RAW RECORDS:
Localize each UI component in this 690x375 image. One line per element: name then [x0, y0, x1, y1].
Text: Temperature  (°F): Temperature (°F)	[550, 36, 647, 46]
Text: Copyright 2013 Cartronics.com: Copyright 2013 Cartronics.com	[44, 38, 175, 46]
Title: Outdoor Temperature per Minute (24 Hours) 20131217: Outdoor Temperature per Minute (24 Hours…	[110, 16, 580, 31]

==

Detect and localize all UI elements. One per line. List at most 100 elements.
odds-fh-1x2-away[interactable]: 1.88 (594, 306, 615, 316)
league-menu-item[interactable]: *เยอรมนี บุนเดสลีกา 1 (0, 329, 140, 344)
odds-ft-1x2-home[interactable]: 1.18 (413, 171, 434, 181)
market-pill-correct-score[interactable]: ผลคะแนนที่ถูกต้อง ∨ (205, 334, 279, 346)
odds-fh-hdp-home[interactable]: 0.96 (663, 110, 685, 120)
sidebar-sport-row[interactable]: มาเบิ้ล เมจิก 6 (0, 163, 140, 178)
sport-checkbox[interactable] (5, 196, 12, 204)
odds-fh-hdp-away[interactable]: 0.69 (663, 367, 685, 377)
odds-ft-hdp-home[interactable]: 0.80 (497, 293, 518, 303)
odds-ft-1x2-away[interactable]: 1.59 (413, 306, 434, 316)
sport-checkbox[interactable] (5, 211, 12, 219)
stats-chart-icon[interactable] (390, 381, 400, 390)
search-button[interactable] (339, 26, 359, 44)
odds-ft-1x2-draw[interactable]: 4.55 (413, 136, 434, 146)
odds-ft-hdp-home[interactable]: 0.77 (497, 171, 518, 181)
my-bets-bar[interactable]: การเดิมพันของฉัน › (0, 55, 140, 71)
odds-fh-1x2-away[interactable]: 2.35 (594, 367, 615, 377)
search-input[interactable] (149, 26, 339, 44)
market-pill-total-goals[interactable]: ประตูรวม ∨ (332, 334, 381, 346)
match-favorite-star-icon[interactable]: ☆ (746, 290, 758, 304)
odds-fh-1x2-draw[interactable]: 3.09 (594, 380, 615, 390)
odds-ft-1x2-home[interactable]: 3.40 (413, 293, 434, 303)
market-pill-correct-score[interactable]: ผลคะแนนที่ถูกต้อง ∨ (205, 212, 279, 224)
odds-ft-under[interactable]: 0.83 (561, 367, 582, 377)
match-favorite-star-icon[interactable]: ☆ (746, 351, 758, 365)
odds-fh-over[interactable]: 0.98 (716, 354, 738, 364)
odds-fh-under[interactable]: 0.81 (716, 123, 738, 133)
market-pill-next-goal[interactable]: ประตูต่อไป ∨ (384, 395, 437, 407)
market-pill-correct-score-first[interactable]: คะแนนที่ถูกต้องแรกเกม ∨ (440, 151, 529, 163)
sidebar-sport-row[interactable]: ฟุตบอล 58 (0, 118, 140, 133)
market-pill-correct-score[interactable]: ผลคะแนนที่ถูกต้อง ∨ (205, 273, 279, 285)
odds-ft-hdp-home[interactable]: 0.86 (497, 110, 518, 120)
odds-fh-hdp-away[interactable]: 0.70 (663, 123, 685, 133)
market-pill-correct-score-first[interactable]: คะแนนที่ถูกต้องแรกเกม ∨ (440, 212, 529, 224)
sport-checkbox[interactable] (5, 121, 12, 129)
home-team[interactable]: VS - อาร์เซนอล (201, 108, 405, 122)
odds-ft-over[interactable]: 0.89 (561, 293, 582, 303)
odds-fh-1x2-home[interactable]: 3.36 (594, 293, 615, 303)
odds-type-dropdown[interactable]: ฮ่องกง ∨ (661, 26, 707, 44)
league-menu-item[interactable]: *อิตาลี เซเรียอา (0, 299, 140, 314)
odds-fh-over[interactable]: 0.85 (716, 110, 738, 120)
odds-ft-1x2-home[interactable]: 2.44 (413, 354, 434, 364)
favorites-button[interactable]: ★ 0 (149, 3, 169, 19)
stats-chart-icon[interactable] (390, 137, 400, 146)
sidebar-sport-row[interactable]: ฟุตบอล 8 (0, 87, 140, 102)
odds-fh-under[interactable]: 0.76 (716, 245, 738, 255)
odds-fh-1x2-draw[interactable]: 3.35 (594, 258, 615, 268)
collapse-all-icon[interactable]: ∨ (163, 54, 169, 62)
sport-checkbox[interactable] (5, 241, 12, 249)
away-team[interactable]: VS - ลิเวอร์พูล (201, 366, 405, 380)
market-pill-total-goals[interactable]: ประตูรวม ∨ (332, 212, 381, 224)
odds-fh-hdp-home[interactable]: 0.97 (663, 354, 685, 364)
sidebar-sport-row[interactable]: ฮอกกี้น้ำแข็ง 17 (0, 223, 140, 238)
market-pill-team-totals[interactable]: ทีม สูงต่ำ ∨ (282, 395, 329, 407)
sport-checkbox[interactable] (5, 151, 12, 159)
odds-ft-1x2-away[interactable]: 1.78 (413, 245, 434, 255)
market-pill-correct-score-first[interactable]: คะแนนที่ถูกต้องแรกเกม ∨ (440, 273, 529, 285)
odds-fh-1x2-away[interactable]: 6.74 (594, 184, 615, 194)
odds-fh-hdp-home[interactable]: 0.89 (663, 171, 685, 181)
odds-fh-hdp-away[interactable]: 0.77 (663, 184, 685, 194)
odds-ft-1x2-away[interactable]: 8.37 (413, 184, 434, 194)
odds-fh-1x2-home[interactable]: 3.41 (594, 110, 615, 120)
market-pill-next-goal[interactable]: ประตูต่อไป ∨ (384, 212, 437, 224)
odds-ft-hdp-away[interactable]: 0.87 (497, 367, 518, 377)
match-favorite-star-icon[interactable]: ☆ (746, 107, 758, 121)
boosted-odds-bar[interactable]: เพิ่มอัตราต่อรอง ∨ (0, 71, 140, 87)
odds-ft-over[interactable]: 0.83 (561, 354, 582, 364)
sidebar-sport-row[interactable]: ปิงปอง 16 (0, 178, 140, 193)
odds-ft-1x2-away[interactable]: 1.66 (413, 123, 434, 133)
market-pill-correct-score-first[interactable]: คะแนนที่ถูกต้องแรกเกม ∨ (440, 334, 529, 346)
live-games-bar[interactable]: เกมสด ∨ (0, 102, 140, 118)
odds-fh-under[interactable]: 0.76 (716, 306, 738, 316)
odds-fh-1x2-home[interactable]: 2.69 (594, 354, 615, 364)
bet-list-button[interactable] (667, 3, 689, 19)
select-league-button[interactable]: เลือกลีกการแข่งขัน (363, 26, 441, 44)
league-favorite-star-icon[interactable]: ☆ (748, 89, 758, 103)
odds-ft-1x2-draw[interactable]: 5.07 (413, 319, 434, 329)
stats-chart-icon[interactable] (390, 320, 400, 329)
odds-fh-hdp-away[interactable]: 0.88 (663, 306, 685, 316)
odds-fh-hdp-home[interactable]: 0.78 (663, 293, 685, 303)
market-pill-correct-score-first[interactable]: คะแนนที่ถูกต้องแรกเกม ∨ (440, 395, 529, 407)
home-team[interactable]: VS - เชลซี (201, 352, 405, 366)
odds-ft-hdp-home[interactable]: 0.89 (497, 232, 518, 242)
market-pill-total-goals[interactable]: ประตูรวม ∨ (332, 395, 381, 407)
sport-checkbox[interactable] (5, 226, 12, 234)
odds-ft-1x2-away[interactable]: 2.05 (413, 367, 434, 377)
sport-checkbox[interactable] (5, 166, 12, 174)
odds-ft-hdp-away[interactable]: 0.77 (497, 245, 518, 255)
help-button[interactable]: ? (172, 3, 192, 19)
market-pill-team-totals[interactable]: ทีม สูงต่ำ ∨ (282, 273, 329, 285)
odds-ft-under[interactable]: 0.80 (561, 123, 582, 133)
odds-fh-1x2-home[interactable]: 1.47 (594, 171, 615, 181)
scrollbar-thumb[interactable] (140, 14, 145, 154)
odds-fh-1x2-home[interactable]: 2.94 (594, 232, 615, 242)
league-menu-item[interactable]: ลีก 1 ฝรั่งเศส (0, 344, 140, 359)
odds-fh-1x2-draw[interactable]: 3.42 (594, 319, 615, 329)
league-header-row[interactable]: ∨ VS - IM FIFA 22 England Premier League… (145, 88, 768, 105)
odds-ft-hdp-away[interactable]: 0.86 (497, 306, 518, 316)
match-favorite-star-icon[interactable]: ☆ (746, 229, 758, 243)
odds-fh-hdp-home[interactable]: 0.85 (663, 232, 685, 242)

---

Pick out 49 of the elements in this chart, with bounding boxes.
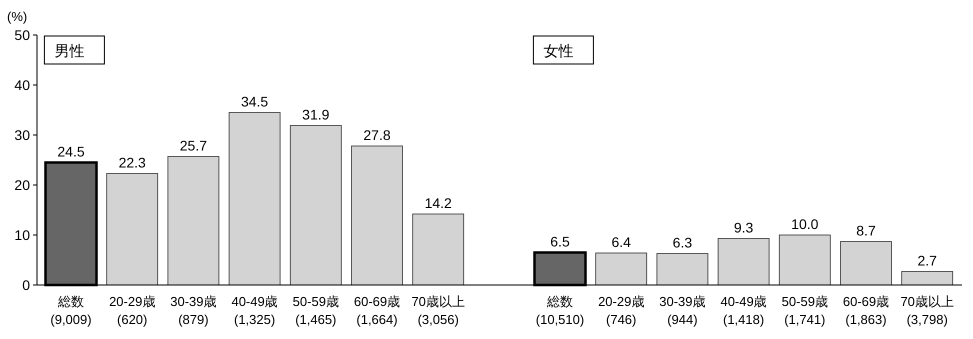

EXERCISE AIM:
Reproduce the listing lines word for word, from the line containing "Detect and localize" through the line containing "odds-fh-hdp-home[interactable]: 0.96 (663, 110, 685, 120)", and output nothing else.

REPLY TO THE EXERCISE:
Detect and localize all UI elements. One per line. List at most 100 elements.
odds-fh-1x2-away[interactable]: 1.88 (594, 306, 615, 316)
league-menu-item[interactable]: *เยอรมนี บุนเดสลีกา 1 (0, 329, 140, 344)
odds-ft-1x2-home[interactable]: 1.18 (413, 171, 434, 181)
market-pill-correct-score[interactable]: ผลคะแนนที่ถูกต้อง ∨ (205, 334, 279, 346)
odds-fh-hdp-home[interactable]: 0.96 (663, 110, 685, 120)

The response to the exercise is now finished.